● SHORT EXERCISE:
Reproduce the listing verbatim.

───── GIVEN INFORMATION

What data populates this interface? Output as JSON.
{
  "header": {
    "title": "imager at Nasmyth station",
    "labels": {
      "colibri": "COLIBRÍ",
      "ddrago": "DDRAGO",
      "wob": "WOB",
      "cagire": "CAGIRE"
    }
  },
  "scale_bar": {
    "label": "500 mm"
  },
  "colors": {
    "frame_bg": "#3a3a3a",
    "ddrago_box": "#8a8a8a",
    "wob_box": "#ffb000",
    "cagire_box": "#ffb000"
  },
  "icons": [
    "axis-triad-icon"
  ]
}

──────────

● FINAL RESULT:
What data populates this interface? Output as JSON.
{
  "header": {
    "title": "imager at Nasmyth station",
    "labels": {
      "colibri": "COLIBRÍ",
      "ddrago": "DDRAGO",
      "wob": "WOB",
      "cagire": "CAGIRE"
    }
  },
  "scale_bar": {
    "label": "500 mm"
  },
  "colors": {
    "frame_bg": "#3a3a3a",
    "ddrago_box": "#8a8a8a",
    "wob_box": "#ffb000",
    "cagire_box": "#ffb000"
  },
  "icons": [
    "axis-triad-icon"
  ]
}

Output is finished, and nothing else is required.